[Element region listings]

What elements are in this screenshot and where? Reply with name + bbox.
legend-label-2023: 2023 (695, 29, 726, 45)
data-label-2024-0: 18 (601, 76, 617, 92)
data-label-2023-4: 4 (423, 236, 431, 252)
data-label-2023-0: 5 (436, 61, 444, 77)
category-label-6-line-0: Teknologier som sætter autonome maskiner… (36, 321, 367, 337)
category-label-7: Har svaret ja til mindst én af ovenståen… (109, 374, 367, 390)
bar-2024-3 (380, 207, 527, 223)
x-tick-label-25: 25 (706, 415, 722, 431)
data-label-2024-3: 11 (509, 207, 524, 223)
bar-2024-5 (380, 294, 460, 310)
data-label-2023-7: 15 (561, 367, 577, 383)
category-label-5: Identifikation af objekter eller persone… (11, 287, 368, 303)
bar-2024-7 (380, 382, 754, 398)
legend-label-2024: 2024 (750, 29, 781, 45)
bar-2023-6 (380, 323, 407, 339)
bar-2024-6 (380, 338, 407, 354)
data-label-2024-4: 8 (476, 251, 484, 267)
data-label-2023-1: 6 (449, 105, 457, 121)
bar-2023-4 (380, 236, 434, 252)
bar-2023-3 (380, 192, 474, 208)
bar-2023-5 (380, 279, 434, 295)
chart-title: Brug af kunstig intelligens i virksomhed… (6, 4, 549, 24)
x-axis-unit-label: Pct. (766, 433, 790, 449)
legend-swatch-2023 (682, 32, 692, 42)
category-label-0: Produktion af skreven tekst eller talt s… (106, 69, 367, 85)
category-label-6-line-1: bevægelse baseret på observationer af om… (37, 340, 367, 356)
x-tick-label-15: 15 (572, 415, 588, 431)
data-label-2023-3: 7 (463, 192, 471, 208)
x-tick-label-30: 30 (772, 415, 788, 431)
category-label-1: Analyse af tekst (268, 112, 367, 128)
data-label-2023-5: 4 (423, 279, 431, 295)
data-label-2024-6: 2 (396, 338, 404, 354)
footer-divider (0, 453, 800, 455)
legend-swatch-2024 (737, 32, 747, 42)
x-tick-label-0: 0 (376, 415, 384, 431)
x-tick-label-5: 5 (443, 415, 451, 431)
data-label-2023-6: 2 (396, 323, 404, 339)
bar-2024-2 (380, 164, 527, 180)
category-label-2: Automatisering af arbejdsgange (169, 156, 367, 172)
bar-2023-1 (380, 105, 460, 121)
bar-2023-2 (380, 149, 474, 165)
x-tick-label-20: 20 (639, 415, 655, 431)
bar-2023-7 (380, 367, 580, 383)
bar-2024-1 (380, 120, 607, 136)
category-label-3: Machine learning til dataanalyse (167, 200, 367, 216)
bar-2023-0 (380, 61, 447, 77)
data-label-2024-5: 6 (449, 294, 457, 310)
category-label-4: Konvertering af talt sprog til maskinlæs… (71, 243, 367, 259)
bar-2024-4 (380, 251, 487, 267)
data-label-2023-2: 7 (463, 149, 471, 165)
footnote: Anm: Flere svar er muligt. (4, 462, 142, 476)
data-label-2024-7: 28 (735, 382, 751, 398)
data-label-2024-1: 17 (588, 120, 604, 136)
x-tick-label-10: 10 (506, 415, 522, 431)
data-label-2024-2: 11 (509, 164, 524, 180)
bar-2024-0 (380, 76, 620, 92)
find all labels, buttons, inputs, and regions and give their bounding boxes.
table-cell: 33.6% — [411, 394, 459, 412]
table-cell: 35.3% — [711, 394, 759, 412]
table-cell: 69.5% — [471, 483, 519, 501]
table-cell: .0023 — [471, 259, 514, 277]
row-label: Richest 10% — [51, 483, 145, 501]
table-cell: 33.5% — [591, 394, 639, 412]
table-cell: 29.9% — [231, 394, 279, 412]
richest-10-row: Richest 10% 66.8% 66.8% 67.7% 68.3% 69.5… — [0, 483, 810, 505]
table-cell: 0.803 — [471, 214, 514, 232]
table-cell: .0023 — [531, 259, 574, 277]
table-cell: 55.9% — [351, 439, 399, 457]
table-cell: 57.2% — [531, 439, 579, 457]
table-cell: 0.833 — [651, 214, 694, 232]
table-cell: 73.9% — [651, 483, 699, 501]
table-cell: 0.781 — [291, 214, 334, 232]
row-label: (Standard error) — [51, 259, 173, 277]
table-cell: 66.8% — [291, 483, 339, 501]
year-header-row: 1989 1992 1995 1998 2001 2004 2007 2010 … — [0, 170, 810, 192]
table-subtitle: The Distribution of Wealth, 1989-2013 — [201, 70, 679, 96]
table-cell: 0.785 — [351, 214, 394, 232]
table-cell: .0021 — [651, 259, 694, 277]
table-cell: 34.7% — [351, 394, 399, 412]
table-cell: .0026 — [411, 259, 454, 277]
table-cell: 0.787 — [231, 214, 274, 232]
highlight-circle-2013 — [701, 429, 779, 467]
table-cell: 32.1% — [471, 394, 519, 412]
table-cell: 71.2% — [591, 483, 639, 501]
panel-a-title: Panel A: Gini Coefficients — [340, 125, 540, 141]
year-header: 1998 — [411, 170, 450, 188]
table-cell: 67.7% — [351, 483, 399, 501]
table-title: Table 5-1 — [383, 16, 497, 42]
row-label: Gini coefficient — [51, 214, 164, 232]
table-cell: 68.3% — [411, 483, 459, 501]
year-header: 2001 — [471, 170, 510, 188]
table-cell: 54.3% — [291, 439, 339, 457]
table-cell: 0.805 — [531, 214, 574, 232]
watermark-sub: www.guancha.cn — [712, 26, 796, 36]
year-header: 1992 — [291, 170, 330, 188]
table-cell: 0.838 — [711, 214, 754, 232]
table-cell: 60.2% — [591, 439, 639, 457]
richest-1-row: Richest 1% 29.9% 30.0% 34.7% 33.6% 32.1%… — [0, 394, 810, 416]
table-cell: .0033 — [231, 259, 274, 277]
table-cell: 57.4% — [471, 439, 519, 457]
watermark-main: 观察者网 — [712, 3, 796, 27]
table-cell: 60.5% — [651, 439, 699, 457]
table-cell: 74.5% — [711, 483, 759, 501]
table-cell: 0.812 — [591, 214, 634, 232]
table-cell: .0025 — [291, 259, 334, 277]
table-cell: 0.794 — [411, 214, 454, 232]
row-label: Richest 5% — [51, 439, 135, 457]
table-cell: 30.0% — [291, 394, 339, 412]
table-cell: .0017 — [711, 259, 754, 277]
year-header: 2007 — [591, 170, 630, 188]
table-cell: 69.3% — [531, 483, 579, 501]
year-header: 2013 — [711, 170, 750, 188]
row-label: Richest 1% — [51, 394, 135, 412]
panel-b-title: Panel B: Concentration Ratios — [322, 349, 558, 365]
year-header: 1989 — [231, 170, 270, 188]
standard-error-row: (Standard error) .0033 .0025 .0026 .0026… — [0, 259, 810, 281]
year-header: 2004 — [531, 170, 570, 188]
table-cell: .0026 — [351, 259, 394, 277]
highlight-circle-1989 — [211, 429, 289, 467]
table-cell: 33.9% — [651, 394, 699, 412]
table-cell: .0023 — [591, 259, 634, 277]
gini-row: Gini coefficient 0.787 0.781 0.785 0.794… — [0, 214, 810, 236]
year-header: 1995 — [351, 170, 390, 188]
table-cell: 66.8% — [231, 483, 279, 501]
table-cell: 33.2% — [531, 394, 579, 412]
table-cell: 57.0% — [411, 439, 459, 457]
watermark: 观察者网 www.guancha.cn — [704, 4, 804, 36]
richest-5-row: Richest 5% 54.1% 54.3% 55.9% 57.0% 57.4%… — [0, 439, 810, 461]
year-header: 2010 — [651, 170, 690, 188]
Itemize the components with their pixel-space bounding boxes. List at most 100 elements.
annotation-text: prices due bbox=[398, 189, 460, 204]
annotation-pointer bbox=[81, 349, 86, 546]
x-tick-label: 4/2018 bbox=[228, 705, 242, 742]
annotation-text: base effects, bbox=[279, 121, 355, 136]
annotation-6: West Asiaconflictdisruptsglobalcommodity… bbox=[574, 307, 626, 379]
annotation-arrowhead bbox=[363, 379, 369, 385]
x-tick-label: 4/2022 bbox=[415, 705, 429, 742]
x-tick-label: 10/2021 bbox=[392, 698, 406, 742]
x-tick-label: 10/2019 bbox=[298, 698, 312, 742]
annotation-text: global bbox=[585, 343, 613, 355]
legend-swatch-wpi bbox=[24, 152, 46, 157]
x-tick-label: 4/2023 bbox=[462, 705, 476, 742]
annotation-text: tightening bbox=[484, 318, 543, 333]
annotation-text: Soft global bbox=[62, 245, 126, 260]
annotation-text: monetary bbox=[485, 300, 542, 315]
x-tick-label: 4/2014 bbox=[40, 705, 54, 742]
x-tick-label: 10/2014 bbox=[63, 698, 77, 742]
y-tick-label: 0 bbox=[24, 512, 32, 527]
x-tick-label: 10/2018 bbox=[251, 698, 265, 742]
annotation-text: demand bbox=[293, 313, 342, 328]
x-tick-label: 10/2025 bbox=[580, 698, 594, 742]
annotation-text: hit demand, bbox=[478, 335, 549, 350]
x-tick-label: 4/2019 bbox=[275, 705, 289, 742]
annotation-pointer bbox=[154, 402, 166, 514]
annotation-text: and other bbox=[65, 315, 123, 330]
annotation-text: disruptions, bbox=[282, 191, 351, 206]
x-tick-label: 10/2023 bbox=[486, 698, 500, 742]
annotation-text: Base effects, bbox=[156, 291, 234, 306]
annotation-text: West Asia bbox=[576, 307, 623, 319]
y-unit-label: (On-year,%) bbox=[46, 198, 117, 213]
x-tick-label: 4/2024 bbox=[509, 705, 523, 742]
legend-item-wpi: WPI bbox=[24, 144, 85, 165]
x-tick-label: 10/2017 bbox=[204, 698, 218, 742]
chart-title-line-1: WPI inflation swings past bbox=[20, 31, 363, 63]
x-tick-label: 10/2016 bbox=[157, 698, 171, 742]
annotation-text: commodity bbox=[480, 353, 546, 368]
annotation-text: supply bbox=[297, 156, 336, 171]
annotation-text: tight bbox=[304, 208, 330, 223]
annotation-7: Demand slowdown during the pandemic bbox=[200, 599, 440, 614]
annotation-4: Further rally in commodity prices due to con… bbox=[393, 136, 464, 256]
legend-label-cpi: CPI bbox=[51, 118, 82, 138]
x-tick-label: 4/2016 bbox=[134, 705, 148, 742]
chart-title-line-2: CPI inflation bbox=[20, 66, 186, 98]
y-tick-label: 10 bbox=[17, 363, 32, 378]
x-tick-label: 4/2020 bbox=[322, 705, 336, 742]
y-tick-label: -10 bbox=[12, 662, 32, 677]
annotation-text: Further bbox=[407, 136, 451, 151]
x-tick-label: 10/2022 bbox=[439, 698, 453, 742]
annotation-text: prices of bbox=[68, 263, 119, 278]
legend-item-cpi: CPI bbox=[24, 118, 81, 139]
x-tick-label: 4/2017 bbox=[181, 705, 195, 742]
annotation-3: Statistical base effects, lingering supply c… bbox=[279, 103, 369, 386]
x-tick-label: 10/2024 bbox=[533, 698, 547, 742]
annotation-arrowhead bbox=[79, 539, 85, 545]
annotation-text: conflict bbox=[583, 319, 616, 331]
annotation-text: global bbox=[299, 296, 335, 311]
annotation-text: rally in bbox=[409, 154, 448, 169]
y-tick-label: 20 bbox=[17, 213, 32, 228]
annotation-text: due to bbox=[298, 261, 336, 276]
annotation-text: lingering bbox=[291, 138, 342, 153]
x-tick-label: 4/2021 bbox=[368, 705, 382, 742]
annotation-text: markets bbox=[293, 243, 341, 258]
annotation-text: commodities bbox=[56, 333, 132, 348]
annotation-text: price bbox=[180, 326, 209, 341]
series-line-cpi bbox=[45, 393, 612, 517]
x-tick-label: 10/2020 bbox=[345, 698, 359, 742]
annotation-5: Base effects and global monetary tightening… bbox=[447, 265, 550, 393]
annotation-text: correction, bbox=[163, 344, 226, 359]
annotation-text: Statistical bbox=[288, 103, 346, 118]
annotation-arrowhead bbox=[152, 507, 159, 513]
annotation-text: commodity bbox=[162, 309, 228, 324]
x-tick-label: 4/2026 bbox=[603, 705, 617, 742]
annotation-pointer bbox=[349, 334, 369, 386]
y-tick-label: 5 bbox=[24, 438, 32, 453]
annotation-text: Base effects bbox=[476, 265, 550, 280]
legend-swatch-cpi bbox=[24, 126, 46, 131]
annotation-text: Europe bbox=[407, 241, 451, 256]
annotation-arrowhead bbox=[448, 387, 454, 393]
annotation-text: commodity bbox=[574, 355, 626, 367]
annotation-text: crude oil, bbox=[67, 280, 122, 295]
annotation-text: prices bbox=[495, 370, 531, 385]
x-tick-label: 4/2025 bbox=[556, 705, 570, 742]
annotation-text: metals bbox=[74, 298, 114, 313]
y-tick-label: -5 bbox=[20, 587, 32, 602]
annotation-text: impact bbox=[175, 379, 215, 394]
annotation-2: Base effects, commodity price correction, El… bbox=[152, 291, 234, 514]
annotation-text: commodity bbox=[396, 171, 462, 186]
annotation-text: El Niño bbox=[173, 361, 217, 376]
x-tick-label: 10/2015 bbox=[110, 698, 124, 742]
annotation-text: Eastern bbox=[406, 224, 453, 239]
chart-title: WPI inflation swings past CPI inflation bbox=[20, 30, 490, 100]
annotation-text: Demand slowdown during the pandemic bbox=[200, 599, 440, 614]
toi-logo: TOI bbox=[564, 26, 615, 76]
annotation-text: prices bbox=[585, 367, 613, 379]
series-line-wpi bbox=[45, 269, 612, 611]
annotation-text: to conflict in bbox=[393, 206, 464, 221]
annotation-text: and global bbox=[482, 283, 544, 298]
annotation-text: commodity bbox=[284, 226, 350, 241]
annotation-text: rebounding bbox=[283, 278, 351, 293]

**Aim of the exercise:** Copy the material word for word, from its first line through the line containing "x-tick-label-5: 5 (443, 415, 451, 431)", including both of those lines.

**Reply:**
What elements are in this screenshot and where? Reply with name + bbox.
legend-label-2023: 2023 (695, 29, 726, 45)
data-label-2024-0: 18 (601, 76, 617, 92)
data-label-2023-4: 4 (423, 236, 431, 252)
data-label-2023-0: 5 (436, 61, 444, 77)
category-label-6-line-0: Teknologier som sætter autonome maskiner… (36, 321, 367, 337)
category-label-7: Har svaret ja til mindst én af ovenståen… (109, 374, 367, 390)
bar-2024-3 (380, 207, 527, 223)
x-tick-label-25: 25 (706, 415, 722, 431)
data-label-2024-3: 11 (509, 207, 524, 223)
bar-2024-5 (380, 294, 460, 310)
data-label-2023-7: 15 (561, 367, 577, 383)
category-label-5: Identifikation af objekter eller persone… (11, 287, 368, 303)
bar-2024-7 (380, 382, 754, 398)
legend-label-2024: 2024 (750, 29, 781, 45)
bar-2023-6 (380, 323, 407, 339)
bar-2024-6 (380, 338, 407, 354)
data-label-2024-4: 8 (476, 251, 484, 267)
data-label-2023-1: 6 (449, 105, 457, 121)
bar-2023-4 (380, 236, 434, 252)
bar-2023-3 (380, 192, 474, 208)
bar-2023-5 (380, 279, 434, 295)
chart-title: Brug af kunstig intelligens i virksomhed… (6, 4, 549, 24)
x-axis-unit-label: Pct. (766, 433, 790, 449)
legend-swatch-2023 (682, 32, 692, 42)
category-label-0: Produktion af skreven tekst eller talt s… (106, 69, 367, 85)
category-label-6-line-1: bevægelse baseret på observationer af om… (37, 340, 367, 356)
x-tick-label-15: 15 (572, 415, 588, 431)
data-label-2023-3: 7 (463, 192, 471, 208)
x-tick-label-30: 30 (772, 415, 788, 431)
category-label-1: Analyse af tekst (268, 112, 367, 128)
data-label-2023-5: 4 (423, 279, 431, 295)
data-label-2024-6: 2 (396, 338, 404, 354)
footer-divider (0, 453, 800, 455)
legend-swatch-2024 (737, 32, 747, 42)
x-tick-label-0: 0 (376, 415, 384, 431)
x-tick-label-5: 5 (443, 415, 451, 431)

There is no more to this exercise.